Transcribe the entries that follow, word for word.

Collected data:

|---|

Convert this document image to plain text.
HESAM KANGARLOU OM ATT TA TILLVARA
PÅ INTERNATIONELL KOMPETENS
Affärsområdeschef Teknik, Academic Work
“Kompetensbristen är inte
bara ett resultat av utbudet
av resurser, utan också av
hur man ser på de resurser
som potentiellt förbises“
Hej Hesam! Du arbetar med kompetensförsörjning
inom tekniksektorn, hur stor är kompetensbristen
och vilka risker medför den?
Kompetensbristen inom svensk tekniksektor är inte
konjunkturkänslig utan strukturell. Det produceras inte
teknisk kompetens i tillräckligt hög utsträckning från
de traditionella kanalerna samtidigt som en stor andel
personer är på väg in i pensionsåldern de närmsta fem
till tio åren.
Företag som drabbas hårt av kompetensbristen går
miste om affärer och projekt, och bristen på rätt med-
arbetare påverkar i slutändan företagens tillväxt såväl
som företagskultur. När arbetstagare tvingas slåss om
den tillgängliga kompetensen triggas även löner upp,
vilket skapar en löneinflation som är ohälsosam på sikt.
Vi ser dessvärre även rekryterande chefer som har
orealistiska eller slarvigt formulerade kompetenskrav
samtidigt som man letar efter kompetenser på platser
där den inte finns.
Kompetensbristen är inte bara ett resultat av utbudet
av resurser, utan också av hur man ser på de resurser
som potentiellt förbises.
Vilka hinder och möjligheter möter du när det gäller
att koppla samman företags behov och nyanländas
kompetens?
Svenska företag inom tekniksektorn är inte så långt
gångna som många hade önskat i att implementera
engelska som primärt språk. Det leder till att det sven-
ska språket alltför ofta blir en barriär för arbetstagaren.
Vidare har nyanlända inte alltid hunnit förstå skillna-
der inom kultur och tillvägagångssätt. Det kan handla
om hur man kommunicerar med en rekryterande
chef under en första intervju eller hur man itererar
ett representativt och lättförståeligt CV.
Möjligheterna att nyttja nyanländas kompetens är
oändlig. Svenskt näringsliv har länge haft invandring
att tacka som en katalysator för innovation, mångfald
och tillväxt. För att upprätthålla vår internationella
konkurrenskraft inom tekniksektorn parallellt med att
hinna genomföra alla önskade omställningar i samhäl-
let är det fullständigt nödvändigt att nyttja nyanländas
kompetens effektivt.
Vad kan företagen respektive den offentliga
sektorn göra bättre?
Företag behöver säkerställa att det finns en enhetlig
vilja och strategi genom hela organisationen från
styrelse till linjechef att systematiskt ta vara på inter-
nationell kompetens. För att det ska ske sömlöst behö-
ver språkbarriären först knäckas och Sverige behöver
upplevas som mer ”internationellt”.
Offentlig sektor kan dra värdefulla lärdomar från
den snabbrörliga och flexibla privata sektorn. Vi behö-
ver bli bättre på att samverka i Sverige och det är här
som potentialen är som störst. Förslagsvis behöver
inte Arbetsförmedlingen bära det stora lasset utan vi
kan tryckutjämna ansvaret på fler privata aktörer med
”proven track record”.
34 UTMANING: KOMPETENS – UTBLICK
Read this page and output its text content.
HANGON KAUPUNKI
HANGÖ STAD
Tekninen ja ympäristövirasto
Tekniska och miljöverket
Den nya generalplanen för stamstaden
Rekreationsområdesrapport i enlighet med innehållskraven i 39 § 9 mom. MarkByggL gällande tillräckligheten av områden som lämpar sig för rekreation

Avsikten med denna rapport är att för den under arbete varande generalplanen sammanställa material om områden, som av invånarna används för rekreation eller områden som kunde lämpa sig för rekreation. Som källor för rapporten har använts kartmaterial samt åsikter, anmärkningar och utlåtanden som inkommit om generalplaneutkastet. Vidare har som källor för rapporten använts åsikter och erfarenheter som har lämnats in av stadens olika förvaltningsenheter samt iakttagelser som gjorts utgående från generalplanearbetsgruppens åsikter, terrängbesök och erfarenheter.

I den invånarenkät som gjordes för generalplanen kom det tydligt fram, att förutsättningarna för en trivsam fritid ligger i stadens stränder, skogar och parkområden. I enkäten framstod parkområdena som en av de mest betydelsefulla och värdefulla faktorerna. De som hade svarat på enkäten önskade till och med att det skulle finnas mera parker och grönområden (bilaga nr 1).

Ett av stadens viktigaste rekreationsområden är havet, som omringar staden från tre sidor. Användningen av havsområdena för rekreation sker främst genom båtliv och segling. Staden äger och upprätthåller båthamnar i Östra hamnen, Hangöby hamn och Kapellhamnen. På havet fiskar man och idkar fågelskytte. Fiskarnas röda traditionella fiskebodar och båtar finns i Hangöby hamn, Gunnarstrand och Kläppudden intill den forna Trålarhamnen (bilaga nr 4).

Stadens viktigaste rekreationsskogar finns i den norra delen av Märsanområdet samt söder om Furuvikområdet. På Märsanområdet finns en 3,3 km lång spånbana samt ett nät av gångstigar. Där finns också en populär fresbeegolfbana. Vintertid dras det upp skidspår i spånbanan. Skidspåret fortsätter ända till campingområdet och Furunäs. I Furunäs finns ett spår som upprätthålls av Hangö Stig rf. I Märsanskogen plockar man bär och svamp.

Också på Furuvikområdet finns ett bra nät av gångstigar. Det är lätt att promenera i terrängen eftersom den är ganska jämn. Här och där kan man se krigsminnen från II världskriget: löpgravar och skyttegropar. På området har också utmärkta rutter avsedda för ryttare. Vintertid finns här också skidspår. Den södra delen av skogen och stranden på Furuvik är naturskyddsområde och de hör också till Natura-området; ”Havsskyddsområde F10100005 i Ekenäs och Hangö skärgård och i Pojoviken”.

|---|

▶ Answer for the task
Convert this document image to plain text.
HESAM KANGARLOU OM ATT TA TILLVARA
PÅ INTERNATIONELL KOMPETENS
Affärsområdeschef Teknik, Academic Work
“Kompetensbristen är inte
bara ett resultat av utbudet
av resurser, utan också av
hur man ser på de resurser
som potentiellt förbises“
Hej Hesam! Du arbetar med kompetensförsörjning
inom tekniksektorn, hur stor är kompetensbristen
och vilka risker medför den?
Kompetensbristen inom svensk tekniksektor är inte
konjunkturkänslig utan strukturell. Det produceras inte
teknisk kompetens i tillräckligt hög utsträckning från
de traditionella kanalerna samtidigt som en stor andel
personer är på väg in i pensionsåldern de närmsta fem
till tio åren.
Företag som drabbas hårt av kompetensbristen går
miste om affärer och projekt, och bristen på rätt med-
arbetare påverkar i slutändan företagens tillväxt såväl
som företagskultur. När arbetstagare tvingas slåss om
den tillgängliga kompetensen triggas även löner upp,
vilket skapar en löneinflation som är ohälsosam på sikt.
Vi ser dessvärre även rekryterande chefer som har
orealistiska eller slarvigt formulerade kompetenskrav
samtidigt som man letar efter kompetenser på platser
där den inte finns.
Kompetensbristen är inte bara ett resultat av utbudet
av resurser, utan också av hur man ser på de resurser
som potentiellt förbises.
Vilka hinder och möjligheter möter du när det gäller
att koppla samman företags behov och nyanländas
kompetens?
Svenska företag inom tekniksektorn är inte så långt
gångna som många hade önskat i att implementera
engelska som primärt språk. Det leder till att det sven-
ska språket alltför ofta blir en barriär för arbetstagaren.
Vidare har nyanlända inte alltid hunnit förstå skillna-
der inom kultur och tillvägagångssätt. Det kan handla
om hur man kommunicerar med en rekryterande
chef under en första intervju eller hur man itererar
ett representativt och lättförståeligt CV.
Möjligheterna att nyttja nyanländas kompetens är
oändlig. Svenskt näringsliv har länge haft invandring
att tacka som en katalysator för innovation, mångfald
och tillväxt. För att upprätthålla vår internationella
konkurrenskraft inom tekniksektorn parallellt med att
hinna genomföra alla önskade omställningar i samhäl-
let är det fullständigt nödvändigt att nyttja nyanländas
kompetens effektivt.
Vad kan företagen respektive den offentliga
sektorn göra bättre?
Företag behöver säkerställa att det finns en enhetlig
vilja och strategi genom hela organisationen från
styrelse till linjechef att systematiskt ta vara på inter-
nationell kompetens. För att det ska ske sömlöst behö-
ver språkbarriären först knäckas och Sverige behöver
upplevas som mer ”internationellt”.
Offentlig sektor kan dra värdefulla lärdomar från
den snabbrörliga och flexibla privata sektorn. Vi behö-
ver bli bättre på att samverka i Sverige och det är här
som potentialen är som störst. Förslagsvis behöver
inte Arbetsförmedlingen bära det stora lasset utan vi
kan tryckutjämna ansvaret på fler privata aktörer med
”proven track record”.
34 UTMANING: KOMPETENS – UTBLICK
Read this page and output its text content.
HANGON KAUPUNKI
HANGÖ STAD
Tekninen ja ympäristövirasto
Tekniska och miljöverket
Den nya generalplanen för stamstaden
Rekreationsområdesrapport i enlighet med innehållskraven i 39 § 9 mom. MarkByggL gällande tillräckligheten av områden som lämpar sig för rekreation

Avsikten med denna rapport är att för den under arbete varande generalplanen sammanställa material om områden, som av invånarna används för rekreation eller områden som kunde lämpa sig för rekreation. Som källor för rapporten har använts kartmaterial samt åsikter, anmärkningar och utlåtanden som inkommit om generalplaneutkastet. Vidare har som källor för rapporten använts åsikter och erfarenheter som har lämnats in av stadens olika förvaltningsenheter samt iakttagelser som gjorts utgående från generalplanearbetsgruppens åsikter, terrängbesök och erfarenheter.

I den invånarenkät som gjordes för generalplanen kom det tydligt fram, att förutsättningarna för en trivsam fritid ligger i stadens stränder, skogar och parkområden. I enkäten framstod parkområdena som en av de mest betydelsefulla och värdefulla faktorerna. De som hade svarat på enkäten önskade till och med att det skulle finnas mera parker och grönområden (bilaga nr 1).

Ett av stadens viktigaste rekreationsområden är havet, som omringar staden från tre sidor. Användningen av havsområdena för rekreation sker främst genom båtliv och segling. Staden äger och upprätthåller båthamnar i Östra hamnen, Hangöby hamn och Kapellhamnen. På havet fiskar man och idkar fågelskytte. Fiskarnas röda traditionella fiskebodar och båtar finns i Hangöby hamn, Gunnarstrand och Kläppudden intill den forna Trålarhamnen (bilaga nr 4).

Stadens viktigaste rekreationsskogar finns i den norra delen av Märsanområdet samt söder om Furuvikområdet. På Märsanområdet finns en 3,3 km lång spånbana samt ett nät av gångstigar. Där finns också en populär fresbeegolfbana. Vintertid dras det upp skidspår i spånbanan. Skidspåret fortsätter ända till campingområdet och Furunäs. I Furunäs finns ett spår som upprätthålls av Hangö Stig rf. I Märsanskogen plockar man bär och svamp.

Också på Furuvikområdet finns ett bra nät av gångstigar. Det är lätt att promenera i terrängen eftersom den är ganska jämn. Här och där kan man se krigsminnen från II världskriget: löpgravar och skyttegropar. På området har också utmärkta rutter avsedda för ryttare. Vintertid finns här också skidspår. Den södra delen av skogen och stranden på Furuvik är naturskyddsområde och de hör också till Natura-området; ”Havsskyddsområde F10100005 i Ekenäs och Hangö skärgård och i Pojoviken”.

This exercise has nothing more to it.